▶ INSTRUCTIONS TO FOLLOW
Extract every line where the string "JSON" appears.

▶ EXERCISE MATERIALS

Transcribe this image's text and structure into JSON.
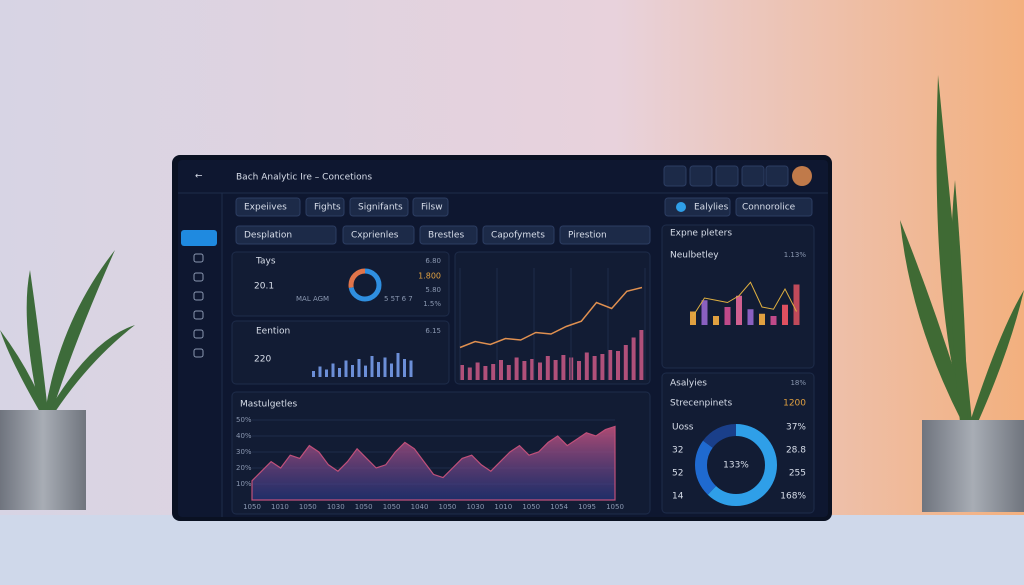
{
  "header": {
    "title": "Bach Analytic Ire  –  Concetions"
  },
  "tabs": [
    "Expeiives",
    "Fights",
    "Signifants",
    "Filsw"
  ],
  "toggles": [
    "Ealylies",
    "Connorolice"
  ],
  "filters": [
    "Desplation",
    "Cxprienles",
    "Brestles",
    "Capofymets",
    "Pirestion"
  ],
  "card_a": {
    "title": "Tays",
    "value": "20.1",
    "note": "MAL AGM",
    "legend": "5 5T 6 7",
    "stats": [
      "6.80",
      "1.800",
      "5.80",
      "1.5%"
    ],
    "donut": {
      "type": "pie",
      "values": [
        72,
        28
      ],
      "colors": [
        "#2f8fe0",
        "#e0744a"
      ]
    }
  },
  "card_b": {
    "title": "Eention",
    "value": "220",
    "stat": "6.15",
    "chart": {
      "type": "bar",
      "color": "#6c8fd8",
      "values": [
        20,
        35,
        25,
        45,
        30,
        55,
        40,
        60,
        38,
        70,
        50,
        65,
        45,
        80,
        60,
        55
      ]
    }
  },
  "trend": {
    "type": "line",
    "line_color": "#e09050",
    "bar_color": "#b0507a",
    "line": [
      10,
      18,
      14,
      22,
      20,
      30,
      28,
      38,
      45,
      70,
      62,
      85,
      90
    ],
    "bars": [
      30,
      25,
      35,
      28,
      32,
      40,
      30,
      45,
      38,
      42,
      35,
      48,
      40,
      50,
      45,
      38,
      55,
      48,
      52,
      60,
      58,
      70,
      85,
      100
    ]
  },
  "right_top": {
    "title": "Expne pleters",
    "subtitle": "Neulbetley",
    "stat": "1.13%",
    "chart": {
      "type": "bar",
      "values": [
        30,
        55,
        20,
        40,
        65,
        35,
        25,
        20,
        45,
        90
      ],
      "colors": [
        "#e0a040",
        "#8a60c0",
        "#e0a040",
        "#c04a8a",
        "#d06090",
        "#8a60c0",
        "#e0a040",
        "#c04a8a",
        "#e05060",
        "#c04a5a"
      ],
      "line": [
        20,
        60,
        55,
        50,
        65,
        95,
        40,
        35,
        80,
        30
      ],
      "line_color": "#e0b040"
    }
  },
  "right_bottom": {
    "title": "Asalyies",
    "title_stat": "18%",
    "subtitle": "Strecenpinets",
    "subtitle_stat": "1200",
    "donut_label": "133%",
    "left_labels": [
      "Uoss",
      "32",
      "52",
      "14"
    ],
    "right_labels": [
      "37%",
      "28.8",
      "255",
      "168%"
    ],
    "donut": {
      "type": "pie",
      "values": [
        62,
        23,
        15
      ],
      "colors": [
        "#2f9fe8",
        "#1f6ad0",
        "#1a3f8a"
      ]
    }
  },
  "area_chart": {
    "type": "area",
    "title": "Mastulgetles",
    "color": "#c0507a",
    "ylim": [
      0,
      50
    ],
    "yticks": [
      {
        "value": 10,
        "label": "10%"
      },
      {
        "value": 20,
        "label": "20%"
      },
      {
        "value": 30,
        "label": "30%"
      },
      {
        "value": 40,
        "label": "40%"
      },
      {
        "value": 50,
        "label": "50%"
      }
    ],
    "values": [
      12,
      18,
      24,
      20,
      28,
      26,
      34,
      30,
      22,
      18,
      24,
      32,
      26,
      20,
      22,
      30,
      36,
      32,
      24,
      16,
      14,
      20,
      26,
      28,
      22,
      18,
      24,
      30,
      34,
      28,
      30,
      36,
      40,
      34,
      38,
      42,
      40,
      44,
      46
    ],
    "x_labels": [
      "1050",
      "1010",
      "1050",
      "1030",
      "1050",
      "1050",
      "1040",
      "1050",
      "1030",
      "1010",
      "1050",
      "1054",
      "1095",
      "1050"
    ]
  }
}
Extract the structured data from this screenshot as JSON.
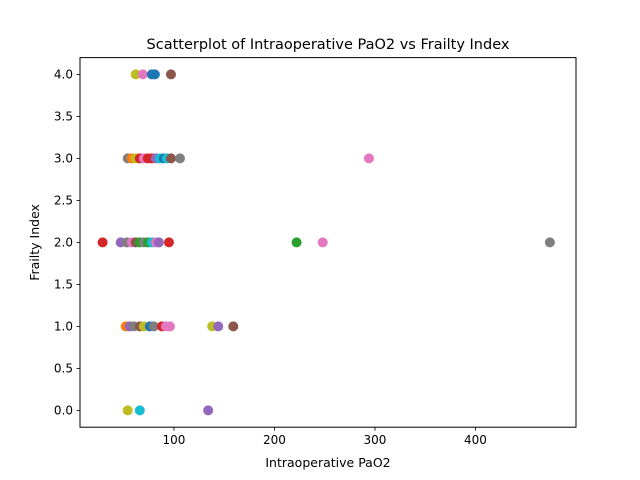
{
  "chart_data": {
    "type": "scatter",
    "title": "Scatterplot of Intraoperative PaO2 vs Frailty Index",
    "xlabel": "Intraoperative PaO2",
    "ylabel": "Frailty Index",
    "xlim": [
      6.5,
      500
    ],
    "ylim": [
      -0.2,
      4.2
    ],
    "xticks": [
      100,
      200,
      300,
      400
    ],
    "yticks": [
      0.0,
      0.5,
      1.0,
      1.5,
      2.0,
      2.5,
      3.0,
      3.5,
      4.0
    ],
    "ytick_labels": [
      "0.0",
      "0.5",
      "1.0",
      "1.5",
      "2.0",
      "2.5",
      "3.0",
      "3.5",
      "4.0"
    ],
    "grid": false,
    "legend": "none",
    "colors": {
      "blue": "#1f77b4",
      "orange": "#ff7f0e",
      "green": "#2ca02c",
      "red": "#d62728",
      "purple": "#9467bd",
      "brown": "#8c564b",
      "pink": "#e377c2",
      "gray": "#7f7f7f",
      "olive": "#bcbd22",
      "cyan": "#17becf"
    },
    "points": [
      {
        "x": 62,
        "y": 4,
        "color": "olive"
      },
      {
        "x": 69,
        "y": 4,
        "color": "pink"
      },
      {
        "x": 78,
        "y": 4,
        "color": "blue"
      },
      {
        "x": 81,
        "y": 4,
        "color": "blue"
      },
      {
        "x": 97,
        "y": 4,
        "color": "brown"
      },
      {
        "x": 54,
        "y": 3,
        "color": "gray"
      },
      {
        "x": 58,
        "y": 3,
        "color": "orange"
      },
      {
        "x": 62,
        "y": 3,
        "color": "olive"
      },
      {
        "x": 66,
        "y": 3,
        "color": "red"
      },
      {
        "x": 70,
        "y": 3,
        "color": "pink"
      },
      {
        "x": 74,
        "y": 3,
        "color": "red"
      },
      {
        "x": 78,
        "y": 3,
        "color": "red"
      },
      {
        "x": 82,
        "y": 3,
        "color": "purple"
      },
      {
        "x": 86,
        "y": 3,
        "color": "cyan"
      },
      {
        "x": 90,
        "y": 3,
        "color": "blue"
      },
      {
        "x": 93,
        "y": 3,
        "color": "cyan"
      },
      {
        "x": 97,
        "y": 3,
        "color": "brown"
      },
      {
        "x": 106,
        "y": 3,
        "color": "gray"
      },
      {
        "x": 294,
        "y": 3,
        "color": "pink"
      },
      {
        "x": 29,
        "y": 2,
        "color": "red"
      },
      {
        "x": 47,
        "y": 2,
        "color": "purple"
      },
      {
        "x": 53,
        "y": 2,
        "color": "gray"
      },
      {
        "x": 58,
        "y": 2,
        "color": "pink"
      },
      {
        "x": 62,
        "y": 2,
        "color": "brown"
      },
      {
        "x": 66,
        "y": 2,
        "color": "green"
      },
      {
        "x": 70,
        "y": 2,
        "color": "gray"
      },
      {
        "x": 74,
        "y": 2,
        "color": "green"
      },
      {
        "x": 78,
        "y": 2,
        "color": "cyan"
      },
      {
        "x": 82,
        "y": 2,
        "color": "pink"
      },
      {
        "x": 85,
        "y": 2,
        "color": "purple"
      },
      {
        "x": 95,
        "y": 2,
        "color": "red"
      },
      {
        "x": 222,
        "y": 2,
        "color": "green"
      },
      {
        "x": 248,
        "y": 2,
        "color": "pink"
      },
      {
        "x": 474,
        "y": 2,
        "color": "gray"
      },
      {
        "x": 52,
        "y": 1,
        "color": "orange"
      },
      {
        "x": 56,
        "y": 1,
        "color": "purple"
      },
      {
        "x": 60,
        "y": 1,
        "color": "gray"
      },
      {
        "x": 66,
        "y": 1,
        "color": "brown"
      },
      {
        "x": 70,
        "y": 1,
        "color": "olive"
      },
      {
        "x": 76,
        "y": 1,
        "color": "blue"
      },
      {
        "x": 80,
        "y": 1,
        "color": "gray"
      },
      {
        "x": 88,
        "y": 1,
        "color": "red"
      },
      {
        "x": 92,
        "y": 1,
        "color": "pink"
      },
      {
        "x": 96,
        "y": 1,
        "color": "pink"
      },
      {
        "x": 138,
        "y": 1,
        "color": "olive"
      },
      {
        "x": 144,
        "y": 1,
        "color": "purple"
      },
      {
        "x": 159,
        "y": 1,
        "color": "brown"
      },
      {
        "x": 54,
        "y": 0,
        "color": "olive"
      },
      {
        "x": 66,
        "y": 0,
        "color": "cyan"
      },
      {
        "x": 134,
        "y": 0,
        "color": "purple"
      }
    ]
  }
}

▶ EXERCISE OUTPUT
Transcribe this image's text and structure into JSON.
Extract the structured data from this screenshot as JSON.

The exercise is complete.